:: WORK REQUIRED ::
Look through the lines below and extract any with the word "舰船设备环境试验与工程导则".

:: THE DATA ::
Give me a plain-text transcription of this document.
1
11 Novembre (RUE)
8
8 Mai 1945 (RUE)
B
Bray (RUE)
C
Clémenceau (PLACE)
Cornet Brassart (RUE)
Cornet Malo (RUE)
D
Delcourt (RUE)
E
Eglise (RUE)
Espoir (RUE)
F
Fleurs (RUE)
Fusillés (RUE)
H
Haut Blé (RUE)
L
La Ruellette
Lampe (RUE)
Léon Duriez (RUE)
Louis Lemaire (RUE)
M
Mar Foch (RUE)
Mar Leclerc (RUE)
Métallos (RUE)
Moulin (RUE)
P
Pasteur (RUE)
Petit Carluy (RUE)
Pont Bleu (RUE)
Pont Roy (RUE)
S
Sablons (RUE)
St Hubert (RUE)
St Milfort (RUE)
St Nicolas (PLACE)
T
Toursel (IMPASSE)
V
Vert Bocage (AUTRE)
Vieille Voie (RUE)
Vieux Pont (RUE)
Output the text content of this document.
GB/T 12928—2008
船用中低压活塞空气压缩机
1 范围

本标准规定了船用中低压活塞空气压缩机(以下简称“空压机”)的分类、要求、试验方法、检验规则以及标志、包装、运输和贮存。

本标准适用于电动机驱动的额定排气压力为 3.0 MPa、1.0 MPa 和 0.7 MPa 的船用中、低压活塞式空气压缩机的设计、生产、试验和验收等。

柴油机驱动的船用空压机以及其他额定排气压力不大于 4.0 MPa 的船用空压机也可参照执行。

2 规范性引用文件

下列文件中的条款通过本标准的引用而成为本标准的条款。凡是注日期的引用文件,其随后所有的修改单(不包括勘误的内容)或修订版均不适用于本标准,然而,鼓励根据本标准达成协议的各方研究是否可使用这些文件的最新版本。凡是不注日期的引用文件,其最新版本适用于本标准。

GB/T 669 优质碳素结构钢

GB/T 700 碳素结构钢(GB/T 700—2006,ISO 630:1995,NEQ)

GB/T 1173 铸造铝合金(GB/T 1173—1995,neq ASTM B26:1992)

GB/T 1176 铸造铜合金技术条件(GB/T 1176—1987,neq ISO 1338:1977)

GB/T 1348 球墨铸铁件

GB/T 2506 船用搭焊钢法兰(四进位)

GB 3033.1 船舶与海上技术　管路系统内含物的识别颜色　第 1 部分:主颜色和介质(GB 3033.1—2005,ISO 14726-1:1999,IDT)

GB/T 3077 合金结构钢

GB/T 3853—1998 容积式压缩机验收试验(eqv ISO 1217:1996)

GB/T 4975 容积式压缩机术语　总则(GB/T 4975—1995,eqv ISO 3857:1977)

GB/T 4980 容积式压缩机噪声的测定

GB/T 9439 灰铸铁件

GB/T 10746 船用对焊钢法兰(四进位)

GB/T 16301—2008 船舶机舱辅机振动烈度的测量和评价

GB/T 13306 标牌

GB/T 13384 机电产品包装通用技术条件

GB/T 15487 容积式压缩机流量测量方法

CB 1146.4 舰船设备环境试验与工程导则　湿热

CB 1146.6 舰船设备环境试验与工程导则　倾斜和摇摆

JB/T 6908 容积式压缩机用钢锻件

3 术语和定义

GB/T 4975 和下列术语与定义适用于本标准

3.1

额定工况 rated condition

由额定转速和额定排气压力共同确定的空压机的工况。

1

:: RESPONSE ::
CB 1146.4 舰船设备环境试验与工程导则　湿热
CB 1146.6 舰船设备环境试验与工程导则　倾斜和摇摆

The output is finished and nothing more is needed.